--- EXERCISE INPUT ---
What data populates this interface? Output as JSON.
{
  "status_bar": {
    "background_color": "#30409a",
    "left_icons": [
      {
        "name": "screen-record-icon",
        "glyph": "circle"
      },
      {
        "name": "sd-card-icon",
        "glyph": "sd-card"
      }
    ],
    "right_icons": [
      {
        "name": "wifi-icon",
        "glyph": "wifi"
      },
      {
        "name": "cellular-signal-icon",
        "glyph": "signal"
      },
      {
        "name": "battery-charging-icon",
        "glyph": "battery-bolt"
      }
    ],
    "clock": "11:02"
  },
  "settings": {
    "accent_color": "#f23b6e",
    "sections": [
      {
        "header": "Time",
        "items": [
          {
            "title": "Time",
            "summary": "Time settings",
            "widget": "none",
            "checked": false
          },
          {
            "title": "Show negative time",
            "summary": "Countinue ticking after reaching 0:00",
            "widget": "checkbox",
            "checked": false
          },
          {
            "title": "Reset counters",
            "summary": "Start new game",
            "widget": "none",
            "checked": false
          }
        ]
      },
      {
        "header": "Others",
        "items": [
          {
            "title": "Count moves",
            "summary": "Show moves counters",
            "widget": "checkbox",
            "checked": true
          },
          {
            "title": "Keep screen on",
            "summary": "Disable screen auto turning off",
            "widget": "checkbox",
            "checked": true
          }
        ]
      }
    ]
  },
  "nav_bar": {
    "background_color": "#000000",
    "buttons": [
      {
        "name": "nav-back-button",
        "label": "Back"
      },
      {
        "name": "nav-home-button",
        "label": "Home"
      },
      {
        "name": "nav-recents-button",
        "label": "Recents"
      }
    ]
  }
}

--- WORK TO BE COMPLETED ---
Output the listing above word for word.

--- OUTPUT FOR THIS EXERCISE ---
What data populates this interface? Output as JSON.
{
  "status_bar": {
    "background_color": "#30409a",
    "left_icons": [
      {
        "name": "screen-record-icon",
        "glyph": "circle"
      },
      {
        "name": "sd-card-icon",
        "glyph": "sd-card"
      }
    ],
    "right_icons": [
      {
        "name": "wifi-icon",
        "glyph": "wifi"
      },
      {
        "name": "cellular-signal-icon",
        "glyph": "signal"
      },
      {
        "name": "battery-charging-icon",
        "glyph": "battery-bolt"
      }
    ],
    "clock": "11:02"
  },
  "settings": {
    "accent_color": "#f23b6e",
    "sections": [
      {
        "header": "Time",
        "items": [
          {
            "title": "Time",
            "summary": "Time settings",
            "widget": "none",
            "checked": false
          },
          {
            "title": "Show negative time",
            "summary": "Countinue ticking after reaching 0:00",
            "widget": "checkbox",
            "checked": false
          },
          {
            "title": "Reset counters",
            "summary": "Start new game",
            "widget": "none",
            "checked": false
          }
        ]
      },
      {
        "header": "Others",
        "items": [
          {
            "title": "Count moves",
            "summary": "Show moves counters",
            "widget": "checkbox",
            "checked": true
          },
          {
            "title": "Keep screen on",
            "summary": "Disable screen auto turning off",
            "widget": "checkbox",
            "checked": true
          }
        ]
      }
    ]
  },
  "nav_bar": {
    "background_color": "#000000",
    "buttons": [
      {
        "name": "nav-back-button",
        "label": "Back"
      },
      {
        "name": "nav-home-button",
        "label": "Home"
      },
      {
        "name": "nav-recents-button",
        "label": "Recents"
      }
    ]
  }
}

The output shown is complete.